- **DOCUMENT PASSAGE**:

In the month following the traditional Labor Day kickoff of the 2006
election campaign season, television stations in nine Midwest markets
devoted an average of 36 seconds to election coverage during the
typical 30-minute local news broadcast, a University of Wisconsin
analysis shows.
By contrast, the typical early- and
late-evening local news broadcasts contained more than 10 minutes of
advertising, over seven minutes of sports and weather, and almost
two-and-a-half minutes of crime stories.
The findings are from the first in a series of analyses
running through the summer of 2007 of how local news broadcasts cover
politics and government compiled into the Midwest
News Index, a new project of the University
of Wisconsin-Madison’s NewsLab. The analysis traces
broadcast news coverage in media markets in Minnesota, Wisconsin,
Illinois, Michigan and Ohio, all of them featuring highly competitive
campaigns for state office this year.
The UW NewsLab analysis captured up to one hour per night of
the early- and late-evening broadcasts on 36 NBC, CBS, ABC and FOX
affiliates in nine Midwest markets between September 7 and October 6.
The analysis covered the largest media market and state capital city in
each state: Chicago, Springfield, Detroit, Lansing, Minneapolis-St.
Paul, Cleveland, Columbus, Madison and Milwaukee.
Typical 30-Minute Local TV News
Broadcast Breakdown
| 5-State Average | Milwaukee | Madison |
| Advertising | 10 min 7 sec | 9 min 16 sec | 10 min 22 sec |
| Sports and weather | 7 min 1 sec | 6 min 41 sec | 7 min 11 sec |
| Crime | 2 min 27 sec | 3 min 11 sec | 2 min 7 sec |
| Other | 2 min 18 sec | 2 min 29 sec | 2 min 27 sec |
| Local interest | 2 min 1 sec | 1 min 58 sec | 1 min 51 sec |
| Teasers, bumpers, intros | 1 min 46 sec | 2 min | 1 min 21 sec |
Non-campaign government news | 1 min 6 sec | 54 sec | 56 sec |
| Health | 1 min 4 sec | 1 min 22 sec | 1 min 19 sec |
| Business, economy | 1 min 2 sec | 48 sec | 52 sec |
| Election coverage | 36 sec | 36 sec | 1 min 5 sec |
| Foreign policy | 23 sec | 31 sec | 21 sec |
| Unintentional injury | 11 sec | 13 sec | 4 sec |
Highlights of the initial report
include:
- Between September 7 and October 6, the UW NewsLab
found that 171 election-related stories aired in Milwaukee, while 280
election-related stories ran in Madison. This compares to the
five-state average of 181 election-related stories. Of the more than
1,800 broadcasts analyzed by UW NewsLab in the nine TV markets (900
hours of programming), 1,629 election related stories aired. These
include 958 stories that were primarily about campaigns and elections
and 671 stories that either tangentially included elections or made
even a single mention of a candidate running for office in November
2006.

(Dataset entries)

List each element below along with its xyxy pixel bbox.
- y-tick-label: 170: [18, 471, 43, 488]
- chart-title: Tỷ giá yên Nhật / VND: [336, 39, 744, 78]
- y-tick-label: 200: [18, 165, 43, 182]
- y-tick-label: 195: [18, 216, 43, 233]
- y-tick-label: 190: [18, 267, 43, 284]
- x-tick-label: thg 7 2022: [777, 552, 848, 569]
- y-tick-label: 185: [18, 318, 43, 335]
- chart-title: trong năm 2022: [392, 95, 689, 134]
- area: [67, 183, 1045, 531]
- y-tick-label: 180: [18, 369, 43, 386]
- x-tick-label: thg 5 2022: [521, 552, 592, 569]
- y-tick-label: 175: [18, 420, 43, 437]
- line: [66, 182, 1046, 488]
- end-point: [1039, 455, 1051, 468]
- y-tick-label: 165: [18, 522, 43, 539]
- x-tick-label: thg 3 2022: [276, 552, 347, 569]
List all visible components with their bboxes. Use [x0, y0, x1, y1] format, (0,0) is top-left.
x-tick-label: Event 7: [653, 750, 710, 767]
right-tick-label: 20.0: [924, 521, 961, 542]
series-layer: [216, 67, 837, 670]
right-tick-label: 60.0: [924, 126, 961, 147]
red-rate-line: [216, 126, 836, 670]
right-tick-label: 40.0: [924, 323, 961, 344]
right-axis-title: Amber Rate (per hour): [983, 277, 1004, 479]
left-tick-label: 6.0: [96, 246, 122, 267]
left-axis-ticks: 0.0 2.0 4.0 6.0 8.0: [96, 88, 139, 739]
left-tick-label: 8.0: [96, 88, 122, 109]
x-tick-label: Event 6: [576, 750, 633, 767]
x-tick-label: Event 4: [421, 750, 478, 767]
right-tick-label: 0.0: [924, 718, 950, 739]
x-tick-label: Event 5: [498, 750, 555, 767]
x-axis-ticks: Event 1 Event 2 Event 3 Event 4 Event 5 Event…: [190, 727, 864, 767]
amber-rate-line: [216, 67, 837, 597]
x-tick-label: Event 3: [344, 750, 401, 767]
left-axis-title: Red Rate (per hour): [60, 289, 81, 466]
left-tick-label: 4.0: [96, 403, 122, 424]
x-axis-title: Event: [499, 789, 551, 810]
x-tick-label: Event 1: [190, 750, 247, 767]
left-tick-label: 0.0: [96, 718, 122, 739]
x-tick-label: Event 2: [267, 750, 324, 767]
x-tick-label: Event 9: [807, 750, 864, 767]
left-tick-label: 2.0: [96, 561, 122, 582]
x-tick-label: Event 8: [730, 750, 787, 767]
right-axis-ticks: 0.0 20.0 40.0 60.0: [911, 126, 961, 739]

- **PROBLEM SET**:
• a. According to the news coverage analysis, how many election-related stories aired in Madison between September 7 and October 6?
• b. Reproduce word for word everything in the news coverage analysis from "The UW NewsLab analysis" down to "Detroit, Lansing, Minneapolis-St.".
These lines have no connection to the news coverage analysis.

- **TASK SOLUTIONS**:
• a. 280 election-related stories aired in Madison.

• b.
The UW NewsLab analysis captured up to one hour per night of
the early- and late-evening broadcasts on 36 NBC, CBS, ABC and FOX
affiliates in nine Midwest markets between September 7 and October 6.
The analysis covered the largest media market and state capital city in
each state: Chicago, Springfield, Detroit, Lansing, Minneapolis-St.